GOAL A.
Answer these three questions about the debate excerpt, one line each:
(i) What did Mrs Carnell move?
(ii) In which newspaper did the article Ms Tucker mentions appear?
(iii) Which organization carried out the research aimed at developing an alternative measure to gross domestic product?

* START TEXT TO READ *

MRS CARNELL (continuing):

I believe that it will also ultimately place the ACT on the world map as a jurisdiction with the most advanced and responsible environmental management. I commend the status paper to members and look forward to their feedback. I move:

That the Assembly takes note of the paper.

MS TUCKER (3.32): I would like to say a few things on this. I am very pleased that the Government has taken this issue on board. We look forward to reading the status paper and making sure that real changes are implemented in the ACT. We actually raised this issue initially when the Government was introducing its financial management reforms. At the time, our proposals for environmental accounting and broadening the role of the Auditor-General received a very lukewarm response. In fact, I have here a little article that was in the Sydney Morning Herald, where Mrs Carnell was actually quoted as saying that the whole idea was quite loopy. So, I am delighted to see how we have progressed the idea - it has gone to the Planning and Environment Committee, this status paper has been developed and we have recognition in this place that it is absolutely critical that we develop our concepts of measuring how we are working as a society.

Better accounting for our environmental assets is not a luxury; it is a necessity. The economic indicators we currently use are not an adequate reflection of human welfare or the state of the environment. While there is no doubt that economic growth rates have been useful in the past in documenting the rapid increase in material welfare, they are unable to measure economic and social realities. They cannot, for example, account for the value of untraded assets such as clean rivers, forests and clean air. They cannot acknowledge the value of items that are not traded, such as household production and voluntary work. They also say nothing about the level of equality in our society and the growing costs of unemployment and overwork.

Mr Speaker, it is indeed time for new indicators and new economic models which reflect contemporary realities. While, materially, our society may be offering better outcomes for some people in our community - more than ever before, in fact - there are very real social, economic and environmental costs from a continued narrow focus on economic growth as the sole measure of our progress as a society. Recent research by the Australia Institute aimed at developing an alternative measure to gross domestic product in Australia has found that continued economic growth in Australia is relying ever more heavily on the run-down of our stocks of built, social and natural capital.

* END TEXT TO READ *
* START DATA SHOWN *

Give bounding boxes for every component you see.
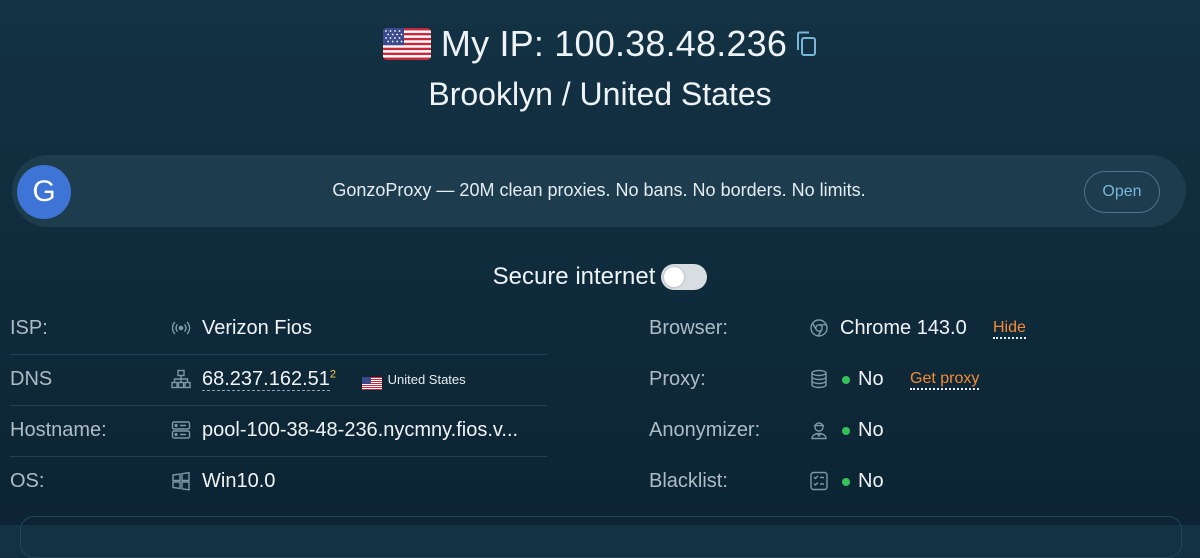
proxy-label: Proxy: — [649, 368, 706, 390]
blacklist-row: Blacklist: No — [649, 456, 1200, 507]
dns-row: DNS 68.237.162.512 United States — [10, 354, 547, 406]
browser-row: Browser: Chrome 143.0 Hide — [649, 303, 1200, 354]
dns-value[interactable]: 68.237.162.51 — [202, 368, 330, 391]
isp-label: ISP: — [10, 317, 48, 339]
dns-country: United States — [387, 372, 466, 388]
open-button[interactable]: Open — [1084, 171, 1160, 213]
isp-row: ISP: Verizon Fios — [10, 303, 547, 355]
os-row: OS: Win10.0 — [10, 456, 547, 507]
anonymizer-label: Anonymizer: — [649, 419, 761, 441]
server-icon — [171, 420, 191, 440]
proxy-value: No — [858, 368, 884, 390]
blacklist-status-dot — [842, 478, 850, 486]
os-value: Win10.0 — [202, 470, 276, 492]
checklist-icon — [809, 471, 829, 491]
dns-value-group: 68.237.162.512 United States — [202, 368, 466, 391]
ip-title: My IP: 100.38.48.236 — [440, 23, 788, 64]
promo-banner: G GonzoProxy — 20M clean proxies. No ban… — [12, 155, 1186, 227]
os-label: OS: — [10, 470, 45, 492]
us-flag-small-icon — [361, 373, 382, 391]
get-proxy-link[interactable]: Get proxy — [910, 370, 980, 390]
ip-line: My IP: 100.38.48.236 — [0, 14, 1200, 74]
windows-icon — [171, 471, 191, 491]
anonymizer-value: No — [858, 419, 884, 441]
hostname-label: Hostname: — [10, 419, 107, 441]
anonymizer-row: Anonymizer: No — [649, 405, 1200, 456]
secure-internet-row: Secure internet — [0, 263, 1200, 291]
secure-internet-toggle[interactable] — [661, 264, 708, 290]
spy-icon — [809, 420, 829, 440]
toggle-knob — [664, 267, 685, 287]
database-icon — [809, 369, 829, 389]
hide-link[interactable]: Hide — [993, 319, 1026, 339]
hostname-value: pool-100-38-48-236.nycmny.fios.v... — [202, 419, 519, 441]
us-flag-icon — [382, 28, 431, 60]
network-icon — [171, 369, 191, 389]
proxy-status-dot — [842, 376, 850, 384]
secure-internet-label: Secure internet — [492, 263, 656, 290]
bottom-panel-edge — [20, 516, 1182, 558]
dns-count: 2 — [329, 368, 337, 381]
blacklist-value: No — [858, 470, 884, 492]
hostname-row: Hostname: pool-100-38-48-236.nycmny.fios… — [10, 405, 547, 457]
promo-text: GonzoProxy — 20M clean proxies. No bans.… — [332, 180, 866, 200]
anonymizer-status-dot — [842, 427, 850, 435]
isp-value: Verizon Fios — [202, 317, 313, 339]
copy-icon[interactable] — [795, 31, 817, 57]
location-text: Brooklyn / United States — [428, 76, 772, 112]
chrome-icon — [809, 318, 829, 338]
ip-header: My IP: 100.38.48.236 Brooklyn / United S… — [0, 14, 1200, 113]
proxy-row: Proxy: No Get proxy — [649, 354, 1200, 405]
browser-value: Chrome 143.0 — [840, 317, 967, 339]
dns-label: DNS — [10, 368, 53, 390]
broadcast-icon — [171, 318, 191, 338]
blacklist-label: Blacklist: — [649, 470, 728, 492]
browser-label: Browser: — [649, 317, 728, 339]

* END DATA SHOWN *
* START DATA SHOWN *

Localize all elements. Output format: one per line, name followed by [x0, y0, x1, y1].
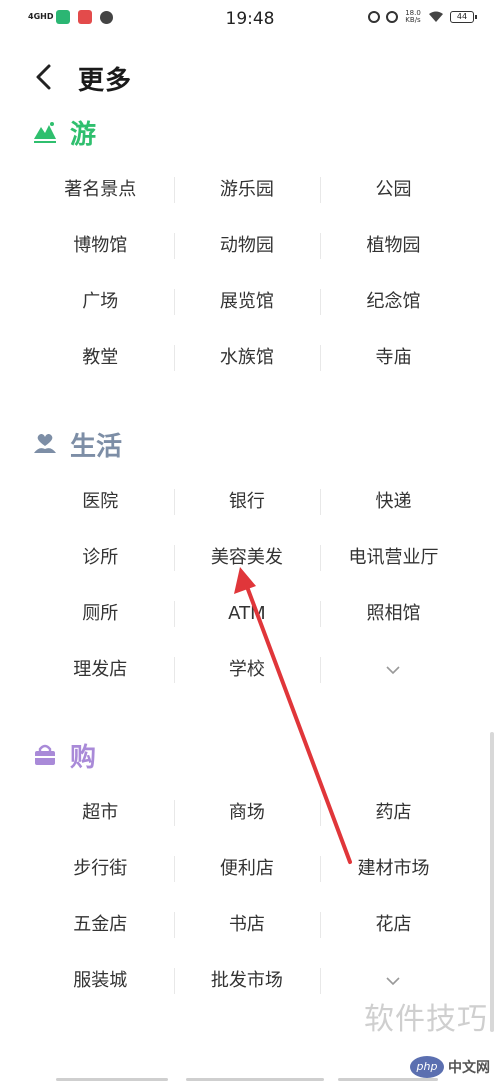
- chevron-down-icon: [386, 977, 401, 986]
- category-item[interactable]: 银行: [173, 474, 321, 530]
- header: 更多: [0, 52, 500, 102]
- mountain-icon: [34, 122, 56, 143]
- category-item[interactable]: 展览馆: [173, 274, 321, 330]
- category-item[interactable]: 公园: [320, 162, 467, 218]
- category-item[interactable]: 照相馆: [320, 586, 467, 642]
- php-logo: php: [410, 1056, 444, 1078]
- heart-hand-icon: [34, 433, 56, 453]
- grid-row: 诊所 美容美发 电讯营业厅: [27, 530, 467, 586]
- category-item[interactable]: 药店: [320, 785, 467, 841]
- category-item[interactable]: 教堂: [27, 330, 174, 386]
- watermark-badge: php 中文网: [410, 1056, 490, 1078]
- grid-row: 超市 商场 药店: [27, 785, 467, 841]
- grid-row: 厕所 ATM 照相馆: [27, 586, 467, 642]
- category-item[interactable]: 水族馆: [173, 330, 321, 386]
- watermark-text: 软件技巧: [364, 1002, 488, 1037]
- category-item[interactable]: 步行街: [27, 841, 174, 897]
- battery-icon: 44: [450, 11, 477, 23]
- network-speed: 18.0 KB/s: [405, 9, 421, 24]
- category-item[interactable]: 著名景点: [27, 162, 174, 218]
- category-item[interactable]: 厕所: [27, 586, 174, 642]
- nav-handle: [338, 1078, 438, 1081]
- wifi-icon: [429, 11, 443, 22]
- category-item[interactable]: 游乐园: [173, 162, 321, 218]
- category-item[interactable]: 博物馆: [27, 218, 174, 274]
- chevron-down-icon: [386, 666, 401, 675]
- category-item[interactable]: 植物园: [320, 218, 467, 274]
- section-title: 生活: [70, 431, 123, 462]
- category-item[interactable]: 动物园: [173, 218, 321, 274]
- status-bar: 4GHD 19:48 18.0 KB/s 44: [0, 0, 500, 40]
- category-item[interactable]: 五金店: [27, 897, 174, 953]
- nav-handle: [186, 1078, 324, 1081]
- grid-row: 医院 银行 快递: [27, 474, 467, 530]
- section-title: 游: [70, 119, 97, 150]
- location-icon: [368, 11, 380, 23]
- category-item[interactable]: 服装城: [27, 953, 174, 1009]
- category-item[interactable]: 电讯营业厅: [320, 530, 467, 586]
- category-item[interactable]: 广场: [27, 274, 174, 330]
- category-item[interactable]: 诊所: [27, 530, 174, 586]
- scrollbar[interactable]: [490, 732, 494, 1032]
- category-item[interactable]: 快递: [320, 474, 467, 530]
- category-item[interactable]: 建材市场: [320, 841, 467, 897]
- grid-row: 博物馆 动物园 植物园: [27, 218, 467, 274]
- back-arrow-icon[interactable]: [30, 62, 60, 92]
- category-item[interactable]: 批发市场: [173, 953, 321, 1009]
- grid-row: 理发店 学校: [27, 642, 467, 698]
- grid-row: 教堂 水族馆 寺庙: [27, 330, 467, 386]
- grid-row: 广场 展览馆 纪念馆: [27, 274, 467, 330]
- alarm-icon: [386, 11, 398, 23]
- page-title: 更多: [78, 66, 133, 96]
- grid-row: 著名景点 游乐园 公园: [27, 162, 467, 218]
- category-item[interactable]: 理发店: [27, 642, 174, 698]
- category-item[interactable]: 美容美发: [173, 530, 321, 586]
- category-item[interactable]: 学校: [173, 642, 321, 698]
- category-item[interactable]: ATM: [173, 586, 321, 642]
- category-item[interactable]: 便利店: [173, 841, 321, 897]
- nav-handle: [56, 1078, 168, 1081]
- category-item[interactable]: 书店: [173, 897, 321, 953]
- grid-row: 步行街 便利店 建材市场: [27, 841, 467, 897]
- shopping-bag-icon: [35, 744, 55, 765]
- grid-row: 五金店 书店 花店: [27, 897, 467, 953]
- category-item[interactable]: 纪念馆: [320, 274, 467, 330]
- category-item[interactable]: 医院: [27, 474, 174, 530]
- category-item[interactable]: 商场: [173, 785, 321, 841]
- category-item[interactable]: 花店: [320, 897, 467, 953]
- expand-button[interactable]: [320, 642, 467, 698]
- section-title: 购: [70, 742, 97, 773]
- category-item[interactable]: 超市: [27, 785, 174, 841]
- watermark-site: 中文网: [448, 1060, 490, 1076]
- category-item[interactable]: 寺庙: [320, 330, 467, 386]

* END DATA SHOWN *

GOAL B. In the records, substitute "category-button" for "category-item" in the lines between the one holding "- chevron-down-icon: [386, 977, 401, 986]" and the one holding "- php-logo: php: [410, 1056, 444, 1078]", inclusive, and return only those lines.

WRITTEN REPLY A.
(i) That the Assembly takes note of the paper.
(ii) The Sydney Morning Herald.
(iii) The Australia Institute.

WRITTEN REPLY B.
- chevron-down-icon: [386, 977, 401, 986]
- category-button[interactable]: 银行: [173, 474, 321, 530]
- header: 更多: [0, 52, 500, 102]
- mountain-icon: [34, 122, 56, 143]
- category-button[interactable]: 展览馆: [173, 274, 321, 330]
- category-button[interactable]: 公园: [320, 162, 467, 218]
- category-button[interactable]: 照相馆: [320, 586, 467, 642]
- php-logo: php: [410, 1056, 444, 1078]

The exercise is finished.